*Source data*.

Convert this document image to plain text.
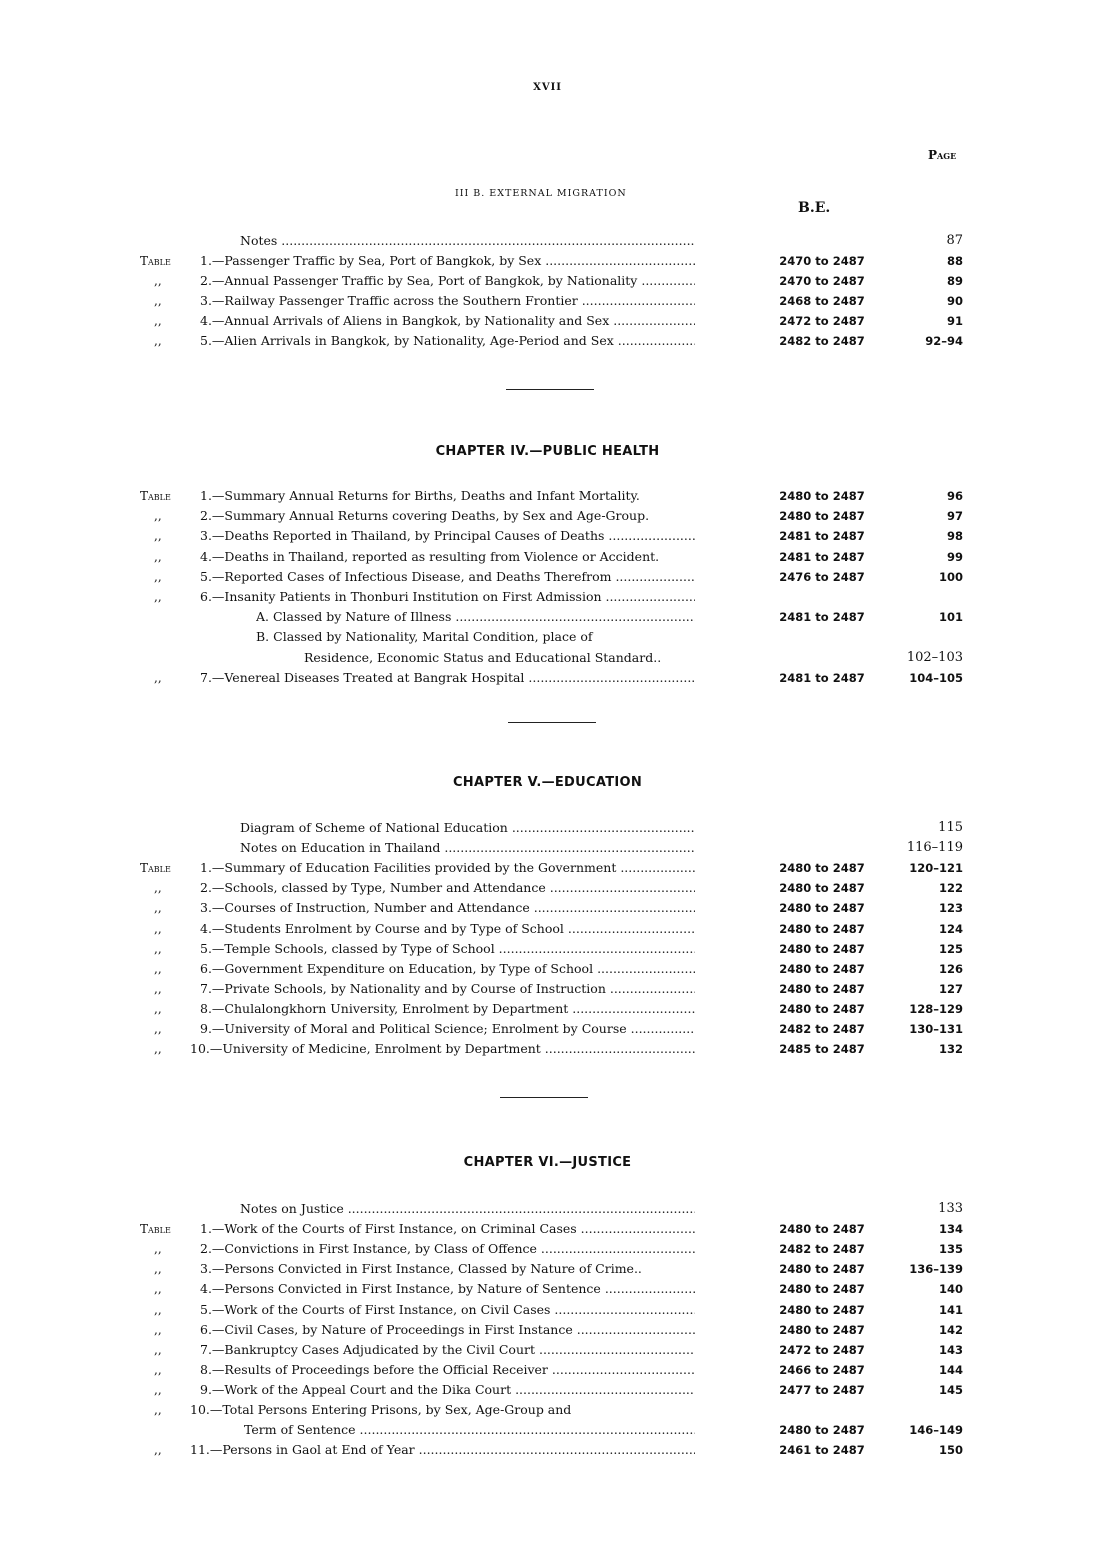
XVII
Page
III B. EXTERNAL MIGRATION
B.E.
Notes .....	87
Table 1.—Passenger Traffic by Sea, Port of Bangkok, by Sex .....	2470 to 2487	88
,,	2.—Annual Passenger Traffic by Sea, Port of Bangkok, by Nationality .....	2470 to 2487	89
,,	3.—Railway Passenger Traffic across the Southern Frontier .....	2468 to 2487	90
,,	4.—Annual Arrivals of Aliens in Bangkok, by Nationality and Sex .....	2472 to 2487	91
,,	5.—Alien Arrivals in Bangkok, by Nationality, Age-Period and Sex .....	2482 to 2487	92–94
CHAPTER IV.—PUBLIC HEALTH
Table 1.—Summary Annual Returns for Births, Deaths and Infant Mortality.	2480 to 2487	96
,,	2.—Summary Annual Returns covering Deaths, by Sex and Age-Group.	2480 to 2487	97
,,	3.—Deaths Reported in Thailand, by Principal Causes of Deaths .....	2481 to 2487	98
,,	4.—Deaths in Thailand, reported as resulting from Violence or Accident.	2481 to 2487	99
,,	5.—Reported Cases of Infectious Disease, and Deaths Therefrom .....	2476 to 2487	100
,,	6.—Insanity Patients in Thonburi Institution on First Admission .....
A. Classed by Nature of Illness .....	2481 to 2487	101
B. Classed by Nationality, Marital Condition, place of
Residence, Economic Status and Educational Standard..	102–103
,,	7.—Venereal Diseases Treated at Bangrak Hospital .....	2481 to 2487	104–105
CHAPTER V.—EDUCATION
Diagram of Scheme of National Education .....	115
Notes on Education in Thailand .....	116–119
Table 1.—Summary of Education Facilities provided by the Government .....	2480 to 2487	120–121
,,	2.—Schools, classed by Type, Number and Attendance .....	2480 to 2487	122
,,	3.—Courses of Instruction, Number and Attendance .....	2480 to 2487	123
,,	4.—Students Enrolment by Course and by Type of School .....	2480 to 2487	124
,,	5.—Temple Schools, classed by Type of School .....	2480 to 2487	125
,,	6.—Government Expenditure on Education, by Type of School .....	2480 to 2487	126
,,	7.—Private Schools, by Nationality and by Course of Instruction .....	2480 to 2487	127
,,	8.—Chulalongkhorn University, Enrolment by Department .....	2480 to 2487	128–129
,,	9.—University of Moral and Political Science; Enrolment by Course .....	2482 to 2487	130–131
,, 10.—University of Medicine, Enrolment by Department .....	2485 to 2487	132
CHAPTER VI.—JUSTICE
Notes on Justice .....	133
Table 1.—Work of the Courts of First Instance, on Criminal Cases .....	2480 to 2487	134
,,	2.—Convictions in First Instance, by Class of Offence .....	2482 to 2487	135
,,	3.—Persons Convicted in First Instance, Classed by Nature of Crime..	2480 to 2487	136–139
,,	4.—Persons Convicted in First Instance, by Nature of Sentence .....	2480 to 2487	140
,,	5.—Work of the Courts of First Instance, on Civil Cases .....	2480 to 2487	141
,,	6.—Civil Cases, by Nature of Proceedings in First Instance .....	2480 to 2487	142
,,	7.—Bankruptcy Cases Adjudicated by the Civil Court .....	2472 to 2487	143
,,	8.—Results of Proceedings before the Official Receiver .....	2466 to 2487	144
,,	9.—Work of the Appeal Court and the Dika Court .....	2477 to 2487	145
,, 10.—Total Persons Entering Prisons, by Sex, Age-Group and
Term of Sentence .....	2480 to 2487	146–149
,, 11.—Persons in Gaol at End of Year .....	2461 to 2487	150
---
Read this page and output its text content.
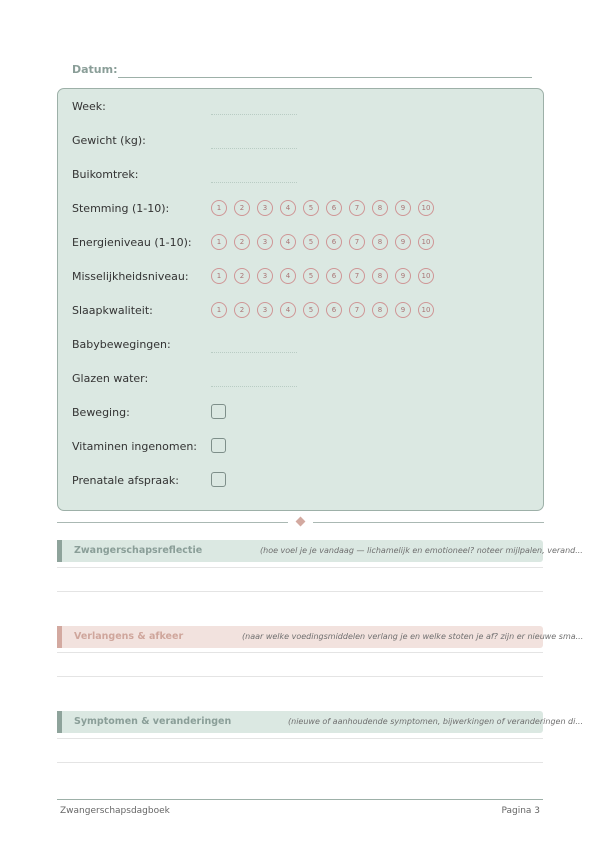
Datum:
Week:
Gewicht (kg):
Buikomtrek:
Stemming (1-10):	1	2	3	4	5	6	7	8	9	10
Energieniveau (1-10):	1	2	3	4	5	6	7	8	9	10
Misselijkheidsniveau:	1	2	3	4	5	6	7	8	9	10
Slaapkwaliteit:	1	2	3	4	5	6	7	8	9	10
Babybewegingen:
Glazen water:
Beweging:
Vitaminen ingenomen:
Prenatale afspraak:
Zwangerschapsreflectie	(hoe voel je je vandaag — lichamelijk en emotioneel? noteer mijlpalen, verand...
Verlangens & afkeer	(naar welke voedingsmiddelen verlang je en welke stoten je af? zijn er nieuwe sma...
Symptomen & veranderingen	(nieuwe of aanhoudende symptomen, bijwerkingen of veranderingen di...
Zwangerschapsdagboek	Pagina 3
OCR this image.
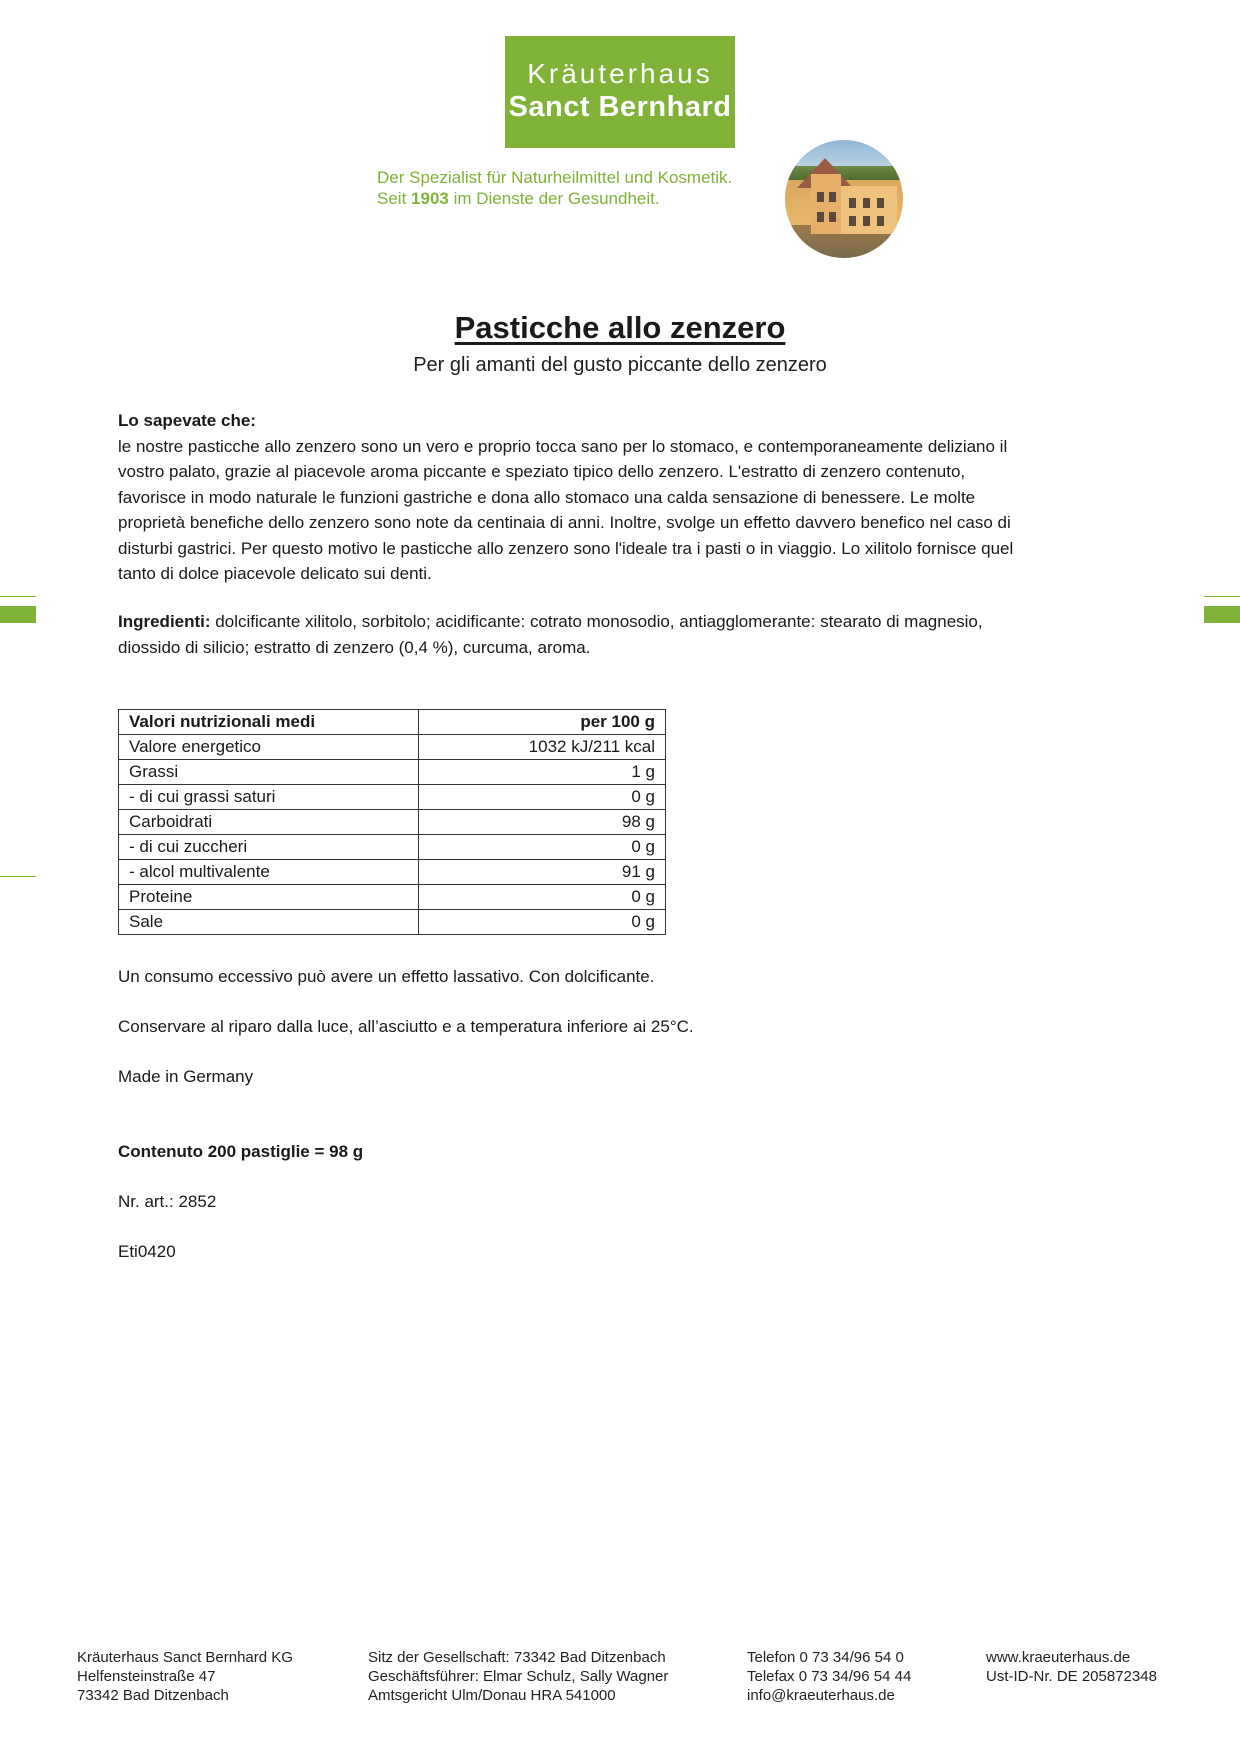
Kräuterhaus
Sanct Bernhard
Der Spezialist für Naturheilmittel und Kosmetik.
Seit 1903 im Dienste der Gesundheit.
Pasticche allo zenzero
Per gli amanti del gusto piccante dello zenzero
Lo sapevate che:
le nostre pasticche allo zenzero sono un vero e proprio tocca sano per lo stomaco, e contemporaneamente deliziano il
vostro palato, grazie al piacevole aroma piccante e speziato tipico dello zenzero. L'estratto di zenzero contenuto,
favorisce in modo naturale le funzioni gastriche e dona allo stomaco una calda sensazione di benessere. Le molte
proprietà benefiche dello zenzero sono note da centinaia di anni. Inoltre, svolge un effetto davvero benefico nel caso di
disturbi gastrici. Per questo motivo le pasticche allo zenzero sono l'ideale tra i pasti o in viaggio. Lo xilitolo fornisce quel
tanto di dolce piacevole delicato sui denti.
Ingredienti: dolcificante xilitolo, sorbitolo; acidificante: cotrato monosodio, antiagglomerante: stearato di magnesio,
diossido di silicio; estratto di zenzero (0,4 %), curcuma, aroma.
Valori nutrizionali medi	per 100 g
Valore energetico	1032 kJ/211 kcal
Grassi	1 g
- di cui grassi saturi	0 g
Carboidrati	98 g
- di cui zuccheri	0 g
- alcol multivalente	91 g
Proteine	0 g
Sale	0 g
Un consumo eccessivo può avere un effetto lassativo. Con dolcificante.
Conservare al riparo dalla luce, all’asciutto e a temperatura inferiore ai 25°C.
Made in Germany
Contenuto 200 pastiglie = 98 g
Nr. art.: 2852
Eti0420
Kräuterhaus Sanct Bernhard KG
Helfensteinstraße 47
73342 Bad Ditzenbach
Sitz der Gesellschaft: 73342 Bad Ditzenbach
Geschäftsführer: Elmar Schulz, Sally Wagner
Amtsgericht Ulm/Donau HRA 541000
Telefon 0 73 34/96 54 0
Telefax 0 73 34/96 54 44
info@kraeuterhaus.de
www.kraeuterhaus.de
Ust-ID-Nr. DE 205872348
...
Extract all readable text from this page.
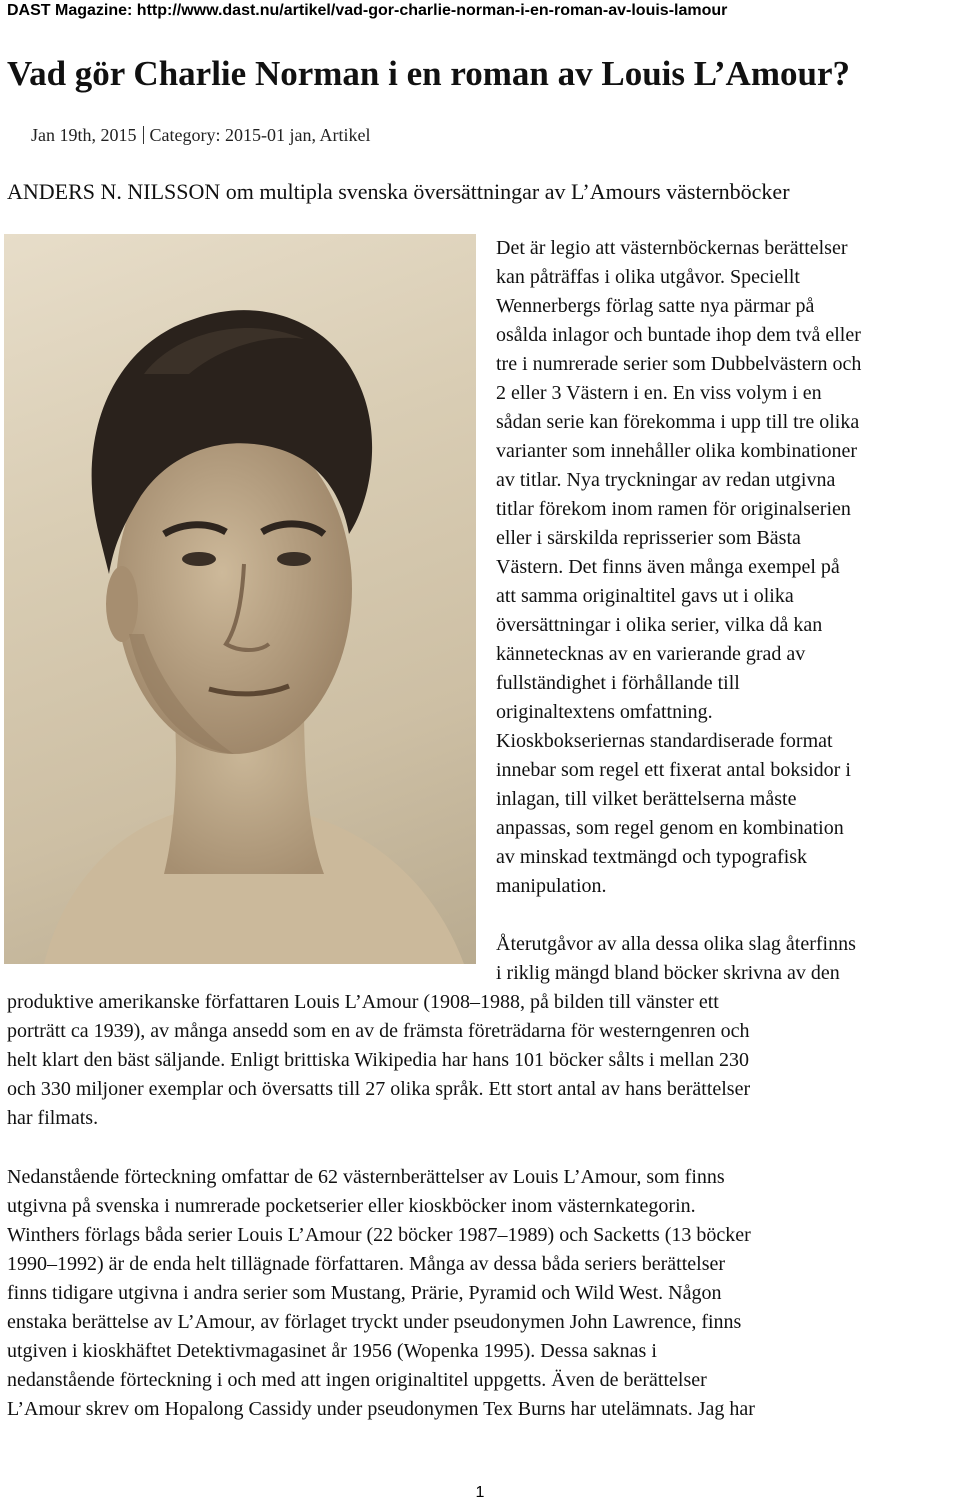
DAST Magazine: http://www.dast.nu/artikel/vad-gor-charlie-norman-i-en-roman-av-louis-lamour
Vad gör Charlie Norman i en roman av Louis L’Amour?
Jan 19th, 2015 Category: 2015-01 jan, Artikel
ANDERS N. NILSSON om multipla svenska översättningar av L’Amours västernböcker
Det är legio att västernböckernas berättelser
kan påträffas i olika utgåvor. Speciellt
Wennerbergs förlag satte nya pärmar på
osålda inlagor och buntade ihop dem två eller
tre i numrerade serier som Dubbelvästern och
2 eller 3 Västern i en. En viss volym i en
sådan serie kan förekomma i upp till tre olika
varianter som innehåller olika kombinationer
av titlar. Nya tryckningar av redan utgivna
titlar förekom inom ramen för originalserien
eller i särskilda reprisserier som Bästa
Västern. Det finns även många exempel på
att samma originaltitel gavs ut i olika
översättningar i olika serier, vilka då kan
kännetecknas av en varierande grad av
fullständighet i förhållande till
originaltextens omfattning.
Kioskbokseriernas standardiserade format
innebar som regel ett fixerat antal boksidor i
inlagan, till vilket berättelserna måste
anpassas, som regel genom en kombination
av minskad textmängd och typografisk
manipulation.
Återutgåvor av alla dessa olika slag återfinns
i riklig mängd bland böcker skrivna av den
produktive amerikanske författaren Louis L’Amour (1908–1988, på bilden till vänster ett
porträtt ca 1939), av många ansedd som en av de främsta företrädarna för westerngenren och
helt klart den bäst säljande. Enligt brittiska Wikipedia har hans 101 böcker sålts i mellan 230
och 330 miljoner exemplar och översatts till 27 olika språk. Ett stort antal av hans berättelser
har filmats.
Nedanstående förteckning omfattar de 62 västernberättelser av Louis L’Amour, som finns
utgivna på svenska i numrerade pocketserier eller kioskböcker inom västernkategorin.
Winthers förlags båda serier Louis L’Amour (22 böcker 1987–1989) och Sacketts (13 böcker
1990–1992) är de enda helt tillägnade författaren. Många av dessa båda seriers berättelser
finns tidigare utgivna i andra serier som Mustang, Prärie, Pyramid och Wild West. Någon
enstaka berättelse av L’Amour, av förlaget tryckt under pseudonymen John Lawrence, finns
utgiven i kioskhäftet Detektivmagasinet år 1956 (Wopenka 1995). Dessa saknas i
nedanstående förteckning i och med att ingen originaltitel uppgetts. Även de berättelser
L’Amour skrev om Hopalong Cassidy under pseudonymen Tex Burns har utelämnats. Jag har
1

*Requirement*.
Wherever the word "Arrivals" appears in a line of the data, copy that line.

*Response area*.
,,	4.—Annual Arrivals of Aliens in Bangkok, by Nationality and Sex .....	2472 to 2487	91
,,	5.—Alien Arrivals in Bangkok, by Nationality, Age-Period and Sex .....	2482 to 2487	92–94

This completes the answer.